(Short exercise): Please retype all of the records below line for line, without changing anything.

Stored data entries:
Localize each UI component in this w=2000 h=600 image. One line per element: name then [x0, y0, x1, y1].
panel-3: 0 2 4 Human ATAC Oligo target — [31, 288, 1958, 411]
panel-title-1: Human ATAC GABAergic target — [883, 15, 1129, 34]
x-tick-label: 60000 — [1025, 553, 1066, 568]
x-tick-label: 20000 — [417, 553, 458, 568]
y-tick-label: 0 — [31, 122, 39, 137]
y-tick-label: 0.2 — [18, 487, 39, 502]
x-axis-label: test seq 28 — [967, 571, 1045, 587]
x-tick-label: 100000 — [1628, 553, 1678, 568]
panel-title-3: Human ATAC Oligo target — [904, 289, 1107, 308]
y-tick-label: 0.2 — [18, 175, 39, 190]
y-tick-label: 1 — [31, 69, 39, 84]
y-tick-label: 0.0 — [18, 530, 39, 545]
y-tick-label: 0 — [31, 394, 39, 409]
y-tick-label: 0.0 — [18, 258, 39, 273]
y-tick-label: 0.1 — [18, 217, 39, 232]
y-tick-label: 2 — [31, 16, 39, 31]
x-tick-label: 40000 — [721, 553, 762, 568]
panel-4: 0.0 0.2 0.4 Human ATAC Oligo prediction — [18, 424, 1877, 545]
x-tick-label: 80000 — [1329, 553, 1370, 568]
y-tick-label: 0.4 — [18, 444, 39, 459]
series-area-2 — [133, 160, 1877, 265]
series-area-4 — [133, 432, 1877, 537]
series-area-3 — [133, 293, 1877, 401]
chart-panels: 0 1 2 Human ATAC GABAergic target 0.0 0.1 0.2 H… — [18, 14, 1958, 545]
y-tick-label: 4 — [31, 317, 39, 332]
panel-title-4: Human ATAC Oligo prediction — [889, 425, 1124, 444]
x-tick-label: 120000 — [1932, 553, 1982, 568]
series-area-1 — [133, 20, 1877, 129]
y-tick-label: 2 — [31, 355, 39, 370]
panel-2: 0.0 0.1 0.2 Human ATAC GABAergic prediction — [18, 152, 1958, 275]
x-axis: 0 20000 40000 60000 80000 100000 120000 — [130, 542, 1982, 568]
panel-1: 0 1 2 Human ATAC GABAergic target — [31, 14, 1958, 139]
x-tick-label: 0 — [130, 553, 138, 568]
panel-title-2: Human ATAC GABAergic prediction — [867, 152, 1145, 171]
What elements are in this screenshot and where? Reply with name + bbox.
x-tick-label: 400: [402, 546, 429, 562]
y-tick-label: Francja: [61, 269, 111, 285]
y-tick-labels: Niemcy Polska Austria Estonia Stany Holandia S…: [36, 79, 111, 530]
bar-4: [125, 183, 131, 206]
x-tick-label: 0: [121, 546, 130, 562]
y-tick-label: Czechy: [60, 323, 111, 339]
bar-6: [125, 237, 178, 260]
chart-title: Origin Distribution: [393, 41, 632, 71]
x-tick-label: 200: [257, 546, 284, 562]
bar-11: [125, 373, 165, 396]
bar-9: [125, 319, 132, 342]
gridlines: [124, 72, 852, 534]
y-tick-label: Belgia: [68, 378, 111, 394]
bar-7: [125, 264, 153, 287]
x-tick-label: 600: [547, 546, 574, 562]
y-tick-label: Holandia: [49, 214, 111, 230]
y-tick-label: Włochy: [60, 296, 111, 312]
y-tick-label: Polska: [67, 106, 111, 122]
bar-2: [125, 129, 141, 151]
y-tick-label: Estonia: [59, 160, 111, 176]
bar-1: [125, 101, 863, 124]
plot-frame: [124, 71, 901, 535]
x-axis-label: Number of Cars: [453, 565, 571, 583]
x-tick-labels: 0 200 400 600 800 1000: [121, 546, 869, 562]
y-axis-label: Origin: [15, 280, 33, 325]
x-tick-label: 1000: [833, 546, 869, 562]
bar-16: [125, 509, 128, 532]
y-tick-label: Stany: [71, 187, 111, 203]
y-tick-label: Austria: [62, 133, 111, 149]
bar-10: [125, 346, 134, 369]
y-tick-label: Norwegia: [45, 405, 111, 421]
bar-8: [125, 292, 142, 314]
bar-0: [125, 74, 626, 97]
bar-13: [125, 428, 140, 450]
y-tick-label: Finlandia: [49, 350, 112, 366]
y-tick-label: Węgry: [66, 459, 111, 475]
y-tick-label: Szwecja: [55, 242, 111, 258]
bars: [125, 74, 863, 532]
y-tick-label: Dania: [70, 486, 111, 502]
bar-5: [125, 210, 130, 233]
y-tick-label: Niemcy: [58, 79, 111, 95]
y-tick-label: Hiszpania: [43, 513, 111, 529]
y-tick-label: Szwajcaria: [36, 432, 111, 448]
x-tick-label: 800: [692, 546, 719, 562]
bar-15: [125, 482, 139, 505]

(Answer to this exercise):
Localize each UI component in this w=2000 h=600 image. One line per element: name then [x0, y0, x1, y1].
panel-3: 0 2 4 Human ATAC Oligo target — [31, 288, 1958, 411]
panel-title-1: Human ATAC GABAergic target — [883, 15, 1129, 34]
x-tick-label: 60000 — [1025, 553, 1066, 568]
x-tick-label: 20000 — [417, 553, 458, 568]
y-tick-label: 0 — [31, 122, 39, 137]
y-tick-label: 0.2 — [18, 487, 39, 502]
x-axis-label: test seq 28 — [967, 571, 1045, 587]
x-tick-label: 100000 — [1628, 553, 1678, 568]
panel-title-3: Human ATAC Oligo target — [904, 289, 1107, 308]
y-tick-label: 0.2 — [18, 175, 39, 190]
y-tick-label: 1 — [31, 69, 39, 84]
y-tick-label: 0.0 — [18, 530, 39, 545]
y-tick-label: 0 — [31, 394, 39, 409]
y-tick-label: 0.0 — [18, 258, 39, 273]
y-tick-label: 0.1 — [18, 217, 39, 232]
y-tick-label: 2 — [31, 16, 39, 31]
x-tick-label: 40000 — [721, 553, 762, 568]
panel-4: 0.0 0.2 0.4 Human ATAC Oligo prediction — [18, 424, 1877, 545]
x-tick-label: 80000 — [1329, 553, 1370, 568]
y-tick-label: 0.4 — [18, 444, 39, 459]
series-area-2 — [133, 160, 1877, 265]
series-area-4 — [133, 432, 1877, 537]
series-area-3 — [133, 293, 1877, 401]
chart-panels: 0 1 2 Human ATAC GABAergic target 0.0 0.1 0.2 H… — [18, 14, 1958, 545]
y-tick-label: 4 — [31, 317, 39, 332]
panel-title-4: Human ATAC Oligo prediction — [889, 425, 1124, 444]
x-tick-label: 120000 — [1932, 553, 1982, 568]
series-area-1 — [133, 20, 1877, 129]
y-tick-label: 2 — [31, 355, 39, 370]
panel-2: 0.0 0.1 0.2 Human ATAC GABAergic prediction — [18, 152, 1958, 275]
x-axis: 0 20000 40000 60000 80000 100000 120000 — [130, 542, 1982, 568]
panel-1: 0 1 2 Human ATAC GABAergic target — [31, 14, 1958, 139]
x-tick-label: 0 — [130, 553, 138, 568]
panel-title-2: Human ATAC GABAergic prediction — [867, 152, 1145, 171]
What elements are in this screenshot and where? Reply with name + bbox.
x-tick-label: 400: [402, 546, 429, 562]
y-tick-label: Francja: [61, 269, 111, 285]
y-tick-labels: Niemcy Polska Austria Estonia Stany Holandia S…: [36, 79, 111, 530]
bar-4: [125, 183, 131, 206]
x-tick-label: 0: [121, 546, 130, 562]
y-tick-label: Czechy: [60, 323, 111, 339]
bar-6: [125, 237, 178, 260]
chart-title: Origin Distribution: [393, 41, 632, 71]
x-tick-label: 200: [257, 546, 284, 562]
bar-11: [125, 373, 165, 396]
bar-9: [125, 319, 132, 342]
gridlines: [124, 72, 852, 534]
y-tick-label: Belgia: [68, 378, 111, 394]
bar-7: [125, 264, 153, 287]
x-tick-label: 600: [547, 546, 574, 562]
y-tick-label: Holandia: [49, 214, 111, 230]
y-tick-label: Włochy: [60, 296, 111, 312]
y-tick-label: Polska: [67, 106, 111, 122]
bar-2: [125, 129, 141, 151]
y-tick-label: Estonia: [59, 160, 111, 176]
bar-1: [125, 101, 863, 124]
plot-frame: [124, 71, 901, 535]
x-axis-label: Number of Cars: [453, 565, 571, 583]
x-tick-labels: 0 200 400 600 800 1000: [121, 546, 869, 562]
y-axis-label: Origin: [15, 280, 33, 325]
x-tick-label: 1000: [833, 546, 869, 562]
bar-16: [125, 509, 128, 532]
y-tick-label: Stany: [71, 187, 111, 203]
y-tick-label: Austria: [62, 133, 111, 149]
bar-10: [125, 346, 134, 369]
y-tick-label: Norwegia: [45, 405, 111, 421]
bar-8: [125, 292, 142, 314]
bar-0: [125, 74, 626, 97]
bar-13: [125, 428, 140, 450]
y-tick-label: Finlandia: [49, 350, 112, 366]
y-tick-label: Węgry: [66, 459, 111, 475]
y-tick-label: Szwecja: [55, 242, 111, 258]
bars: [125, 74, 863, 532]
y-tick-label: Dania: [70, 486, 111, 502]
bar-5: [125, 210, 130, 233]
y-tick-label: Niemcy: [58, 79, 111, 95]
y-tick-label: Hiszpania: [43, 513, 111, 529]
y-tick-label: Szwajcaria: [36, 432, 111, 448]
x-tick-label: 800: [692, 546, 719, 562]
bar-15: [125, 482, 139, 505]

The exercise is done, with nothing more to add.